-- BEGIN Information provided --
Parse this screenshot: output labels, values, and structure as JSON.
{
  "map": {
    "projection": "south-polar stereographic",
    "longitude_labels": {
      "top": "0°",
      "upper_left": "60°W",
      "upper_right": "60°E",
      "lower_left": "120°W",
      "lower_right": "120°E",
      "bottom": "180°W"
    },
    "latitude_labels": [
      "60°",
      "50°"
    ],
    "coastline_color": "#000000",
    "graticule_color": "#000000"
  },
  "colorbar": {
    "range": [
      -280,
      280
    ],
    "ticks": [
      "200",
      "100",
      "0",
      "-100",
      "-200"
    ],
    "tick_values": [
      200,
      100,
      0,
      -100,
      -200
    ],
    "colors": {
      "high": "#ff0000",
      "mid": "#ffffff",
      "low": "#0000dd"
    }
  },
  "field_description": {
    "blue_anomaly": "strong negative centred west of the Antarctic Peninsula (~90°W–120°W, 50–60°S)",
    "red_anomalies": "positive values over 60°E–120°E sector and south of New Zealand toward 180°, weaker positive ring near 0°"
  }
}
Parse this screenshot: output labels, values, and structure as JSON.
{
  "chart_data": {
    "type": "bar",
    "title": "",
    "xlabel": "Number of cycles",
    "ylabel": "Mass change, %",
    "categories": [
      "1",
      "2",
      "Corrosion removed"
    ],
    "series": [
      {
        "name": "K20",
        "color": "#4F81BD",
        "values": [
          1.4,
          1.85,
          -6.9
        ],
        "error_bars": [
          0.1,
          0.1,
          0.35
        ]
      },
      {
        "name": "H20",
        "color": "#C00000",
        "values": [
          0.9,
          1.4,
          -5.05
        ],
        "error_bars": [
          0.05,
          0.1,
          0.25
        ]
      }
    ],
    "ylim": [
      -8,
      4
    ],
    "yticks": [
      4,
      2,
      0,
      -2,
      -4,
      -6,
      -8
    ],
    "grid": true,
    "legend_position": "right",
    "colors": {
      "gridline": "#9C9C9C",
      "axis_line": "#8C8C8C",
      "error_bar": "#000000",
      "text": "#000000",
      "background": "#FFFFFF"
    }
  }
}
-- END Information provided --
### Written problem
Where does the word "south" appear? Return each line that holds it.

### Result of the exercise
    "projection": "south-polar stereographic",
    "red_anomalies": "positive values over 60°E–120°E sector and south of New Zealand toward 180°, weaker positive ring near 0°"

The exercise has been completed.